-- Start of PROVIDED PASSAGE --

Chorizo Chili Potato Chip Nachos with Homemade American Cheese

  5.0 – 1 reviews  • Potato
Level: Intermediate
Total: 7 hr 35 min
Active: 1 hr 35 min
Yield: 4 to 6 servings

Ingredients

  1. Vegetable oil, for frying
  2. 8 Kennebec or other white potatoes, skin on
  3. 2 red bell peppers, charred, stemmed, skinned and chopped
  4. 1 jalapeno, stemmed and chopped
  5. 2 red onions, thinly sliced
  6. Olive oil, for cooking
  7. Two 9-ounce tubes Mexican pork chorizo
  8. 1 teaspoon chili powder
  9. 1 teaspoon ground cumin
  10. 1 teaspoon smoked paprika
  11. 1 cup vinegar
  12. 1 tablespoon salt
  13. 1 tablespoon sugar
  14. Homemade American Cheese, recipe follows
  15. Leaves from 1 bunch fresh cilantro
  16. 1 cup sour cream
  17. 8 ounces firm, solid mild Cheddar, finely grated
  18. 8 ounces firm, solid low-moisture mozzarella, finely grated
  19. 4 tablespoons tapioca flour
  20. 2 teaspoons kosher salt
  21. 2 ounces melted unsalted butter
  22. 1/2 cup strong beer
  23. 1/2 cup milk

Instructions

  1. Bring oil to 350 degrees F in a deep-fryer. Slice the potatoes thin on a mandoline. Run under cold water until the water is clean. Fry until crispy.

-- End of PROVIDED PASSAGE --
-- Start of DATA RECORDS --

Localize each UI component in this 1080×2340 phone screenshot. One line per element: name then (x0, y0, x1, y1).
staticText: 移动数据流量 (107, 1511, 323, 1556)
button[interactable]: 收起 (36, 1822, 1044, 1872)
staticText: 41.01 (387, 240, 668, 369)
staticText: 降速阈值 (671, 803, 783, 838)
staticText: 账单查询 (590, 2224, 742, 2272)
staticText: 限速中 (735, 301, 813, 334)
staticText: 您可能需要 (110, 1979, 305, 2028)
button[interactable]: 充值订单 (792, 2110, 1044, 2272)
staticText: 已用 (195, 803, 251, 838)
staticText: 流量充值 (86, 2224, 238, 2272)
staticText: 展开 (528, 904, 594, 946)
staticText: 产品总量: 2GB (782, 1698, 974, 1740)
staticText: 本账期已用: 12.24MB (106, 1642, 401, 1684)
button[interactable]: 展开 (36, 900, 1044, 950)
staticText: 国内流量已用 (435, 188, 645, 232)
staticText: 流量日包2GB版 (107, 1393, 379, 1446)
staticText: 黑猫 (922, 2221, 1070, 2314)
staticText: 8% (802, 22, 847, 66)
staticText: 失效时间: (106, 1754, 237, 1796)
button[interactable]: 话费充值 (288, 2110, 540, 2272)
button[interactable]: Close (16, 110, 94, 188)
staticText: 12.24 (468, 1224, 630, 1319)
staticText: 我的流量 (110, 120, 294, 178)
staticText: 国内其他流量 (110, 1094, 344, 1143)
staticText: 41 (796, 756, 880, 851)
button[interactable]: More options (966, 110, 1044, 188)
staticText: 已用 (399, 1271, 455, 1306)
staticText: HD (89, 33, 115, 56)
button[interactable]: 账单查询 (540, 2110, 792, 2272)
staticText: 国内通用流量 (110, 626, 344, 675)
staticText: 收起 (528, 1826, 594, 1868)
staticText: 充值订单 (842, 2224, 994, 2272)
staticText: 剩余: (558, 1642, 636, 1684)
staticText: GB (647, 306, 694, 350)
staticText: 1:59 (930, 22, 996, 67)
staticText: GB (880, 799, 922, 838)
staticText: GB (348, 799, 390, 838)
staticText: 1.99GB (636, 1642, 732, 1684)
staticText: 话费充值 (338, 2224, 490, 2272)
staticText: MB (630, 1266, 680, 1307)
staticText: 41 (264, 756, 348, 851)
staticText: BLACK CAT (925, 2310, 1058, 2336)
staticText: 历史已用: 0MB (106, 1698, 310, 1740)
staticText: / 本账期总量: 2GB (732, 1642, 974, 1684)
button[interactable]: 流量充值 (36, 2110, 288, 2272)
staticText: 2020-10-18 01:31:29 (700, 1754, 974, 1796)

-- End of DATA RECORDS --

**INSTRUCTION 1:**
Answer these from the chorizo nachos recipe:
(a) What is the recipe's total time?
(b) How much sour cream does it call for?
(c) To what temperature should the oil be brought in the deep-fryer?
**INSTRUCTION 2:** Quote the chorizo nachos recipe from "1. Bring oil" to "Fry until crispy.".

**FULL OUTPUT 1:**
(a) 7 hr 35 min
(b) 1 cup
(c) 350 degrees F

**FULL OUTPUT 2:**
1. Bring oil to 350 degrees F in a deep-fryer. Slice the potatoes thin on a mandoline. Run under cold water until the water is clean. Fry until crispy.